■ **PAGE EXCERPT**:
▬▬▬▬▬▬
Canadian YouTuber based in Japan

Sharla Katalin Hinskens (born April 23, 1986), also known as Sharmeleon ("evolved" from Sharmander upon receiving 500,000 subscribers in March 2020) and Sharla in Japan, is a Canadian YouTuber who has been vlogging about her experiences in Japan since 2011.

==Biography==
Sharla grew up in Victoria, British Columbia. Her paternal grandparents were Dutch, her maternal grandfather Hungarian and her maternal grandmother English. She was brought up in a vegetarian household but did occasionally eat meat at her grandparents' house. Over her life, she had followed pescatarian and vegan diets but is currently following a flexible diet.

Her first visit to Japan was when she was 17 years old, as an exchange student between the sister cities Victoria and Morioka. She worked in Tokyo at age 19 as an English teacher, and went back to Canada in 2010. When the 2011 Tōhoku earthquake hit, she moved back to Japan, due to stress from being in Canada and far away from her friends. Around this time she started vlogging her daily life. Her videos, including topics where she discusses what she likes about Japan, were well received with foreign viewers interested in the country.

On June 18, 2018, she announced her marriage to a Korean man, who wished to remain anonymous on YouTube, who had been an alumnus of Japan university after a seven-year relationship. They moved to his native Seoul where Sharla continued to vlog about her life there although she did continue to visit Japan. On March 5, 2019, Sharla announced her separation from her husband, eventually divorcing, and her intention to move back to Japan citing difficulties in living in an environment where she did not speak enough of the language in her current mental state and Canada not being exciting enough in this stage of her life.
▬▬▬▬▬▬
■ **Data items**:
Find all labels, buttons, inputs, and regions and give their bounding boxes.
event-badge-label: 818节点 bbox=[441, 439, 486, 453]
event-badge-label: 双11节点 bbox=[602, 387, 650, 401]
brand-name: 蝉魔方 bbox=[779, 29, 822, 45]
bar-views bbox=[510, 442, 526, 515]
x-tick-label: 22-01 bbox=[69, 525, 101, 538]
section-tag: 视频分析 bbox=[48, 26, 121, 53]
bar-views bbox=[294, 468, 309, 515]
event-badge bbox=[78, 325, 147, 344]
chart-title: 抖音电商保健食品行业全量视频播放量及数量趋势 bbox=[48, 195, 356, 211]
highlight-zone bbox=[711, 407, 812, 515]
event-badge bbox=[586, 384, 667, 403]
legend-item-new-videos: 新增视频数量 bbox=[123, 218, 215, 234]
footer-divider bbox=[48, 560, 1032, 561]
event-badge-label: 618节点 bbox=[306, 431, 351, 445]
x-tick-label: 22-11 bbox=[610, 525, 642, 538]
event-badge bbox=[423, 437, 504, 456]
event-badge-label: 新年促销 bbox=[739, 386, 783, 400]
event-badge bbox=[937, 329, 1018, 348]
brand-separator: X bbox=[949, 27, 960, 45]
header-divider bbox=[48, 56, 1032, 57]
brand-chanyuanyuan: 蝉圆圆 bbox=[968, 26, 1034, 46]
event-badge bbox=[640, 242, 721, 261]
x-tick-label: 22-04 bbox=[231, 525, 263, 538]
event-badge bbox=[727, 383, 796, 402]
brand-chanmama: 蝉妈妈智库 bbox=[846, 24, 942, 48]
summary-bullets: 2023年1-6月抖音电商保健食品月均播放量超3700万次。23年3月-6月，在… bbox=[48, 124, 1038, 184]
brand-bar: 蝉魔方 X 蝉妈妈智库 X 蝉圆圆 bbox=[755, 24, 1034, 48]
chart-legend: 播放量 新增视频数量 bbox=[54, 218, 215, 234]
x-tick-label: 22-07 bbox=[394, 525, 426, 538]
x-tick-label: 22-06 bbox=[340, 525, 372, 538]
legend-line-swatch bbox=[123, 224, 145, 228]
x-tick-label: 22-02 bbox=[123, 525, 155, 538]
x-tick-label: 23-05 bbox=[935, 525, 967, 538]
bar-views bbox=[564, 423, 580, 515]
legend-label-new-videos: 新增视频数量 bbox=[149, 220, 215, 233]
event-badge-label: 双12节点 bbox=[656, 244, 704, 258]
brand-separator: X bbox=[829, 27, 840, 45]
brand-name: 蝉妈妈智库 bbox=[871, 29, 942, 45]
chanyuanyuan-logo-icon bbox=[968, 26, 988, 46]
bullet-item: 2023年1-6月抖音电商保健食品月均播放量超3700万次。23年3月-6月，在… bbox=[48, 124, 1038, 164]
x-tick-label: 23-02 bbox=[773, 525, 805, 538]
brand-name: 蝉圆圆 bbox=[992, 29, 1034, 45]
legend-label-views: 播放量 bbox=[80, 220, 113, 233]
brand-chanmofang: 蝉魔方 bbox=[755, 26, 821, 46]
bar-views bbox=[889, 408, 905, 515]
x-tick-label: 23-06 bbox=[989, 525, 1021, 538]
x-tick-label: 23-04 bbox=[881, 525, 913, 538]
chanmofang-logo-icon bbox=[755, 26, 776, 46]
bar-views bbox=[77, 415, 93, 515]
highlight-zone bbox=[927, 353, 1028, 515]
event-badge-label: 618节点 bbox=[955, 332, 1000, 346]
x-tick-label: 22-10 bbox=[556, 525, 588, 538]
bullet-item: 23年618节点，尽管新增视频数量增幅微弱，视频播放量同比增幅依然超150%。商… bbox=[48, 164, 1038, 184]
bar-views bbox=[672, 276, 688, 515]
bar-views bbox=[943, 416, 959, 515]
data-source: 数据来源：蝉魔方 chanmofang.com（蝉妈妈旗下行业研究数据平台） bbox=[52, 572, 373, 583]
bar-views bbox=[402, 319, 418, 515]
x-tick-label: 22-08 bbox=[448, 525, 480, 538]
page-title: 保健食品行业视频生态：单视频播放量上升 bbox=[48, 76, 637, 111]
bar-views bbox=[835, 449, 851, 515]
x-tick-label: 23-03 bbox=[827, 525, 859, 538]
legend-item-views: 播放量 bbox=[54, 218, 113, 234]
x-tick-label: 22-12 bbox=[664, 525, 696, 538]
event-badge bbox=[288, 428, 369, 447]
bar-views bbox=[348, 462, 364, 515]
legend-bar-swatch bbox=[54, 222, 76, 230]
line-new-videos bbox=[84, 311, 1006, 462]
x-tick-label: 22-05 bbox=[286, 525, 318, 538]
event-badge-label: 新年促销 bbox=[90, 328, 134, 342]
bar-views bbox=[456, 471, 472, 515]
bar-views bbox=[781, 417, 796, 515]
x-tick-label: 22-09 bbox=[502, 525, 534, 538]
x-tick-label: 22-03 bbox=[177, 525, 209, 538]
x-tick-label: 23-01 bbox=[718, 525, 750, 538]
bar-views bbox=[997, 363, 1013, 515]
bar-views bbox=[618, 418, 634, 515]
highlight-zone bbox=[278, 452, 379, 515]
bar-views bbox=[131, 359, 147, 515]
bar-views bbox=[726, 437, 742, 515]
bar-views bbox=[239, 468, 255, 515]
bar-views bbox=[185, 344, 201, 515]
▬▬▬▬▬▬
■ **PROBLEMS TO WORK ON**:
A – In the biography of Sharla Hinskens:
(i) Where did she grow up?
(ii) How old was she on her first visit to Japan?
(iii) To which city did she and her husband move after their marriage?
B – Do these statements agree with the biography of Sharla Hinskens? Answer yes or no for each, quoting the deciding words.
(i) Her maternal grandfather was Hungarian.
(ii) She worked in Tokyo as an English teacher at age 17.
(iii) She announced her separation from her husband in 2018.
C – Could you carry on the biography of Sharla Hinskens, starting after its last sentence?
The data items have no connection to the biography of Sharla Hinskens.

■ **PER-TASK ANSWERS**:
A –
(i) Victoria, British Columbia
(ii) 17 years old
(iii) Seoul

B –
(i) Yes: "her maternal grandfather Hungarian"
(ii) No: "She worked in Tokyo at age 19 as an English teacher"
(iii) No: "On March 5, 2019, Sharla announced her separation from her husband"

C –
In September 2020, she started Neko Neko Post, a service to sell fancy Japanese stationery, of which she herself is a fan, to overseas customers in collaboration with friends.

In August 2022 she and the English YouTuber Chris Broad announced their relationship in two separate videos on their respective channels. On February 14, 2023, Chris and Sharla announced their engagement, with the proposal happening at Durdle Door in Dorset, England.

She has translated the films Shin Godzilla (2016) and Terra Formars (2016) for the English subtitles, and also served as a dialogue coach assistant.
Since 2018, she has collaborated with Chris Broad and participated in his series Journey Across Japan. She has also partnered with local governments and organizations to promote local specialities.